[SUPPLIED TEXT]
# How many bikes do you currently own?



## ezrida (Aug 20, 2011)

I am trying to convince my "banker" to let me get the 2013 roubaix expert sl4, but was told that i already have a good bike (2012 tarmac expert sl3) and i don't need another one. :cryin::mad2:

So as the title said, and why do you need more than one bike?


----------



## kookieCANADA (Jan 20, 2011)

3 road bikes: aero road bike, winter road bike, all around road bike
1 hybrid for commuting

Plan to get 2-3 more!

Note that I don't have a "banker" nor a "financial advisor".


----------



## FindTheRiver (May 26, 2012)

I've currently got one road and one mountain bike. I'm more than happy with both. I plan on getting another road bike in three years time, unless something amazing presents itself between now and then.


----------



## ezrida (Aug 20, 2011)

kookieCANADA said:


> 3 road bikes: aero road bike, winter road bike, all around road bike
> 1 hybrid for commuting
> 
> Plan to get 2-3 more!
> ...


mine is strict.:mad2:


----------



## ezrida (Aug 20, 2011)

FindTheRiver said:


> I've currently got one road and one mountain bike. I'm more than happy with both. I plan on getting another road bike in three years time, unless something amazing presents itself between now and then.


seems like there's always something 'amazing" when im looking. :thumbsup:


----------



## brady1 (Aug 18, 2011)

[DATA PROVIDED]
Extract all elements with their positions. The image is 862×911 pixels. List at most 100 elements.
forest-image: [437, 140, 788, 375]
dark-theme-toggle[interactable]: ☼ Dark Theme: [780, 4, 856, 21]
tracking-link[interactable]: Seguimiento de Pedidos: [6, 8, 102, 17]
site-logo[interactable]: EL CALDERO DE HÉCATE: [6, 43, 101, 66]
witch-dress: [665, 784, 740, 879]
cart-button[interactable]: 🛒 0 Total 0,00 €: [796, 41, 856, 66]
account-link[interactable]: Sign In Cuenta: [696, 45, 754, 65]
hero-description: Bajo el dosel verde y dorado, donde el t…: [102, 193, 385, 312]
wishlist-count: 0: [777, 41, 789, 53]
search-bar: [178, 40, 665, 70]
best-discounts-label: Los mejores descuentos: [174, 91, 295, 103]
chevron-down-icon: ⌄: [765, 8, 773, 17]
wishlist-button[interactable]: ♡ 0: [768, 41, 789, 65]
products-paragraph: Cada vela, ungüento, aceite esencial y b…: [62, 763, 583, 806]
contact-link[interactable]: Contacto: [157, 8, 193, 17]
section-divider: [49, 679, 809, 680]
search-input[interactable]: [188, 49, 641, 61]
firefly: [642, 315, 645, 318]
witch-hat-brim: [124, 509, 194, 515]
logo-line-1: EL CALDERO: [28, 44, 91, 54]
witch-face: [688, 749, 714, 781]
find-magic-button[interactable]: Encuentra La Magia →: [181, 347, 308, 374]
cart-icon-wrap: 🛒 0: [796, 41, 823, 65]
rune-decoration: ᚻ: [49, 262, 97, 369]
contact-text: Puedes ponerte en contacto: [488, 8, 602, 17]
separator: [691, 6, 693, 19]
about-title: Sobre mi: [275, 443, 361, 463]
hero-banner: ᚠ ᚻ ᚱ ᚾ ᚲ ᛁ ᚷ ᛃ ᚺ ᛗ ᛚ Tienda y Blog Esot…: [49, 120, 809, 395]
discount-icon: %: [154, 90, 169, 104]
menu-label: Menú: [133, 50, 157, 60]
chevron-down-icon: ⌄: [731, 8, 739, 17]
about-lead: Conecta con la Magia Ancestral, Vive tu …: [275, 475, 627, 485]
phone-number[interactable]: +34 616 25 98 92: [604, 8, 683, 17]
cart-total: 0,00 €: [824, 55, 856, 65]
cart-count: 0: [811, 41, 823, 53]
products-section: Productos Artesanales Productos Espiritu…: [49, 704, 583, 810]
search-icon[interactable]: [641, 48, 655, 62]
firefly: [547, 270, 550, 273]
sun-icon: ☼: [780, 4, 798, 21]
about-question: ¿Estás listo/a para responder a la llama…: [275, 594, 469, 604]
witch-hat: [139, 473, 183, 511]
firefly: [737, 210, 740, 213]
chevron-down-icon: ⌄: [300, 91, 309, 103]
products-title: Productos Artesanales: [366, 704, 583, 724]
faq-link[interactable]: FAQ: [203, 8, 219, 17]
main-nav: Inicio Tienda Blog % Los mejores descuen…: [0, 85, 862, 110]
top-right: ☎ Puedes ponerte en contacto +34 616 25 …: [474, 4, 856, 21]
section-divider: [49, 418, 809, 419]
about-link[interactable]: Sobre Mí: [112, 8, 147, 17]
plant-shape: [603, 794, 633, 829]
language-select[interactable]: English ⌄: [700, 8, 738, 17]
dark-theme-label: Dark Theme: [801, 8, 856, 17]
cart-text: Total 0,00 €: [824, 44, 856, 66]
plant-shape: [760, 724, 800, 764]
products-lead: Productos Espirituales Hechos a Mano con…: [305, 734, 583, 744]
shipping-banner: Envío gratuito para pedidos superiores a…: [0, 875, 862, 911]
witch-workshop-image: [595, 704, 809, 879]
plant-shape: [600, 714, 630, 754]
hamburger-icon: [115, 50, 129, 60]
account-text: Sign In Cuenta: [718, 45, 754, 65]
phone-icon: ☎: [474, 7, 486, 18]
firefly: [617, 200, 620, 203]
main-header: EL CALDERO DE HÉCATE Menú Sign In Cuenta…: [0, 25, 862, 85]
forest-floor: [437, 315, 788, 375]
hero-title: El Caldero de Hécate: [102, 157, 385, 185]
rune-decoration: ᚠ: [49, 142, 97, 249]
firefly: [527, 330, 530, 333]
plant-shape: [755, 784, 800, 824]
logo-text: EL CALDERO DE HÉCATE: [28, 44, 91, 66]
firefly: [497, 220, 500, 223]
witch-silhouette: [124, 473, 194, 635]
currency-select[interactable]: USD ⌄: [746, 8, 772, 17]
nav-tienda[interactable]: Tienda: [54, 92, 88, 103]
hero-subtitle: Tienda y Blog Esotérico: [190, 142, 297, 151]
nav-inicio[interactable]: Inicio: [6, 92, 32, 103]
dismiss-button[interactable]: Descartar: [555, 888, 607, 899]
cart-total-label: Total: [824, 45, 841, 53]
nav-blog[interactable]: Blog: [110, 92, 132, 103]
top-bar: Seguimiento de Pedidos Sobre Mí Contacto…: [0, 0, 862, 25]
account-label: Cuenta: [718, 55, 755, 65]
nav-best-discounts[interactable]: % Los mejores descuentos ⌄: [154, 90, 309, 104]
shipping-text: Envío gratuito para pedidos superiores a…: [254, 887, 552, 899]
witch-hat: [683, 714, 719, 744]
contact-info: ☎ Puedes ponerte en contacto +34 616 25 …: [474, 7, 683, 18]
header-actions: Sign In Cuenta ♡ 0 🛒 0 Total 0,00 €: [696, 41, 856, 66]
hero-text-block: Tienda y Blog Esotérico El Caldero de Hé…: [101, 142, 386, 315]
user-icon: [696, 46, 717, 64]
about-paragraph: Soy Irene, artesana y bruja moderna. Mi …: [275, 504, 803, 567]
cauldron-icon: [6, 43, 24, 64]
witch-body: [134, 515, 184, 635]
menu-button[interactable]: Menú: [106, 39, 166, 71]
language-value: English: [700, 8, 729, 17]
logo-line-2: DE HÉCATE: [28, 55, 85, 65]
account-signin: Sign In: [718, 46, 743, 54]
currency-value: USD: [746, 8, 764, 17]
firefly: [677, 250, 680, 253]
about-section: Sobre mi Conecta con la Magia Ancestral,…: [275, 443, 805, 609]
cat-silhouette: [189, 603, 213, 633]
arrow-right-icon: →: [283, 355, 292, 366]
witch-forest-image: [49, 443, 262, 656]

[WHAT IS EXPECTED]
Answer these from the forum thread on bike ownership:
(a) Which bike does ezrida already have?
(b) What does kookieCANADA use the hybrid for?
(c) When does FindTheRiver plan to get another road bike?

[EXPECTED OUTPUT]
(a) A 2012 Tarmac Expert SL3.
(b) Commuting.
(c) In three years' time, unless something amazing comes up before then.